'''

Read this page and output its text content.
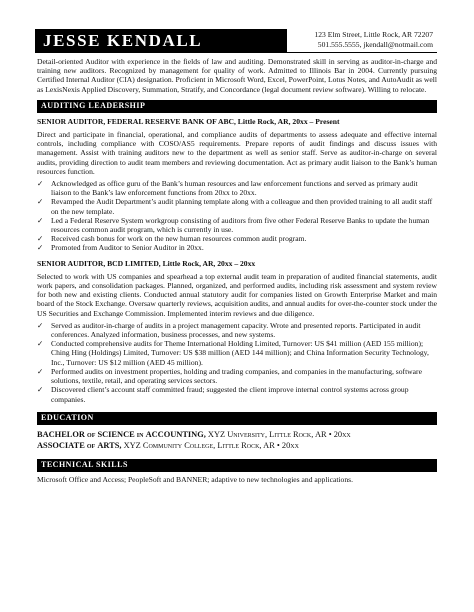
JESSE KENDALL	123 Elm Street, Little Rock, AR 72207
501.555.5555, jkendall@notmail.com

Detail-oriented Auditor with experience in the fields of law and auditing. Demonstrated skill in serving as auditor-in-charge and training new auditors. Recognized by management for quality of work. Admitted to Illinois Bar in 2004. Currently pursuing Certified Internal Auditor (CIA) designation. Proficient in Microsoft Word, Excel, PowerPoint, Lotus Notes, and AutoAudit as well as LexisNexis Applied Discovery, Summation, Stratify, and Concordance (legal document review software). Willing to relocate.

AUDITING LEADERSHIP
SENIOR AUDITOR, FEDERAL RESERVE BANK OF ABC, Little Rock, AR, 20xx – Present

Direct and participate in financial, operational, and compliance audits of departments to assess adequate and effective internal controls, including compliance with COSO/AS5 requirements. Prepare reports of audit findings and discuss issues with management. Assist with training auditors new to the department as well as senior staff. Serve as auditor-in-charge on several audits, providing direction to audit team members and reviewing documentation. Act as primary audit liaison to the Bank’s human resources function.

✓ Acknowledged as office guru of the Bank’s human resources and law enforcement functions and served as primary audit liaison to the Bank’s law enforcement functions from 20xx to 20xx.
✓ Revamped the Audit Department’s audit planning template along with a colleague and then provided training to all audit staff on the new template.
✓ Led a Federal Reserve System workgroup consisting of auditors from five other Federal Reserve Banks to update the human resources common audit program, which is currently in use.
✓ Received cash bonus for work on the new human resources common audit program.
✓ Promoted from Auditor to Senior Auditor in 20xx.
SENIOR AUDITOR, BCD LIMITED, Little Rock, AR, 20xx – 20xx

Selected to work with US companies and spearhead a top external audit team in preparation of audited financial statements, audit work papers, and consolidation packages. Planned, organized, and performed audits, including risk assessment and system review for both new and existing clients. Conducted annual statutory audit for companies listed on Growth Enterprise Market and main board of the Stock Exchange. Oversaw quarterly reviews, acquisition audits, and annual audits for over-the-counter stock under the US Securities and Exchange Commission. Implemented interim reviews and due diligence.

✓ Served as auditor-in-charge of audits in a project management capacity. Wrote and presented reports. Participated in audit conferences. Analyzed information, business processes, and new systems.
✓ Conducted comprehensive audits for Theme International Holding Limited, Turnover: US $41 million (AED 155 million); Ching Hing (Holdings) Limited, Turnover: US $38 million (AED 144 million); and China Information Security Technology, Inc., Turnover: US $12 million (AED 45 million).
✓ Performed audits on investment properties, holding and trading companies, and companies in the manufacturing, software solutions, textile, retail, and operating services sectors.
✓ Discovered client’s account staff committed fraud; suggested the client improve internal control systems across group companies.
EDUCATION
BACHELOR of SCIENCE in ACCOUNTING, XYZ University, Little Rock, AR • 20xx
ASSOCIATE of ARTS, XYZ Community College, Little Rock, AR • 20xx
TECHNICAL SKILLS

Microsoft Office and Access; PeopleSoft and BANNER; adaptive to new technologies and applications.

'''

What is required - Go through the records above, find every line with the word "systems", and list those lines.

Result for this task -
✓ Served as auditor-in-charge of audits in a project management capacity. Wrote and presented reports. Participated in audit conferences. Analyzed information, business processes, and new systems.
✓ Discovered client’s account staff committed fraud; suggested the client improve internal control systems across group companies.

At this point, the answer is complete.